● **Data entries**:
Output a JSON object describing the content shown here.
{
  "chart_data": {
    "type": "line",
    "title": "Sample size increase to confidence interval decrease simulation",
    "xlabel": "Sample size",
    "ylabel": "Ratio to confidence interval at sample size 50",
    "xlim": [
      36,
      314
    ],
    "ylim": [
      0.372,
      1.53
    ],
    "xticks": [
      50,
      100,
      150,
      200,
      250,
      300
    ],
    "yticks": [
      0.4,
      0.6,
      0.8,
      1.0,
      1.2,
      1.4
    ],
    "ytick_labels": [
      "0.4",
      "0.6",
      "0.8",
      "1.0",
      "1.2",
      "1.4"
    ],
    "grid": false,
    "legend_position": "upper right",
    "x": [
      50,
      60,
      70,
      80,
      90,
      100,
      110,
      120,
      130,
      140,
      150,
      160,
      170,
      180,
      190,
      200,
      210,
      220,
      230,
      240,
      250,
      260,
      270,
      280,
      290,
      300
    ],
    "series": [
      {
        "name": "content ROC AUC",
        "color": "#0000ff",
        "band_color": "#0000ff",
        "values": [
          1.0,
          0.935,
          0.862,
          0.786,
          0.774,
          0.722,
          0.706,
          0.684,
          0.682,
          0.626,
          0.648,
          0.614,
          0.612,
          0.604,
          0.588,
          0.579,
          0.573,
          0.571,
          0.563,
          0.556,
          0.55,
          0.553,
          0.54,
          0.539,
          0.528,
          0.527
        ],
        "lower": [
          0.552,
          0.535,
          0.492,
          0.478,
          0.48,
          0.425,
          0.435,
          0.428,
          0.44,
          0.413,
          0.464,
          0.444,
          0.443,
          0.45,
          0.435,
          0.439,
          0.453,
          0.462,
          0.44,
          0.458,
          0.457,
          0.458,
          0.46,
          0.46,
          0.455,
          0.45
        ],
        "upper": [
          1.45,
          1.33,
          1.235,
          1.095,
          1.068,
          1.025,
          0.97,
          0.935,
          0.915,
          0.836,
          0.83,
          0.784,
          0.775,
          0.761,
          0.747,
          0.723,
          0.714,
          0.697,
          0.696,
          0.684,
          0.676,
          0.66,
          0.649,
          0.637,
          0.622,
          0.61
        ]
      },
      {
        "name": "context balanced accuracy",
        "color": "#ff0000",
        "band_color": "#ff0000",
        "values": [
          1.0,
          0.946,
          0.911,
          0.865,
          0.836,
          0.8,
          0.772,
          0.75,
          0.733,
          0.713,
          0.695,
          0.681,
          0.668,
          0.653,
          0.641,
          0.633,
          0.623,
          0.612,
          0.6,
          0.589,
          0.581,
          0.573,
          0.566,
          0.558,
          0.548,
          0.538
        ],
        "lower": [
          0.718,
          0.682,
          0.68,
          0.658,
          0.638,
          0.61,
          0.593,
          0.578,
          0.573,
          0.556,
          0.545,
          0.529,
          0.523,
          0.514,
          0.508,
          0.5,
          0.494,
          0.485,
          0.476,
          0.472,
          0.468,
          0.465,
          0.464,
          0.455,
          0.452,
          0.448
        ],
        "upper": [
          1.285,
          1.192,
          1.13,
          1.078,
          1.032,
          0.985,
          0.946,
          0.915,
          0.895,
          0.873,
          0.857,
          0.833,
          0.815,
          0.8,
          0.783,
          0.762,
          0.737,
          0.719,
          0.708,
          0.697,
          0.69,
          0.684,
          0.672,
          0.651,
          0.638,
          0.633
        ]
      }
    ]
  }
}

● **Aim**:
Note how many lines in the material hold the word "name", and give that number with nothing added.

● **Finished exercise**:
2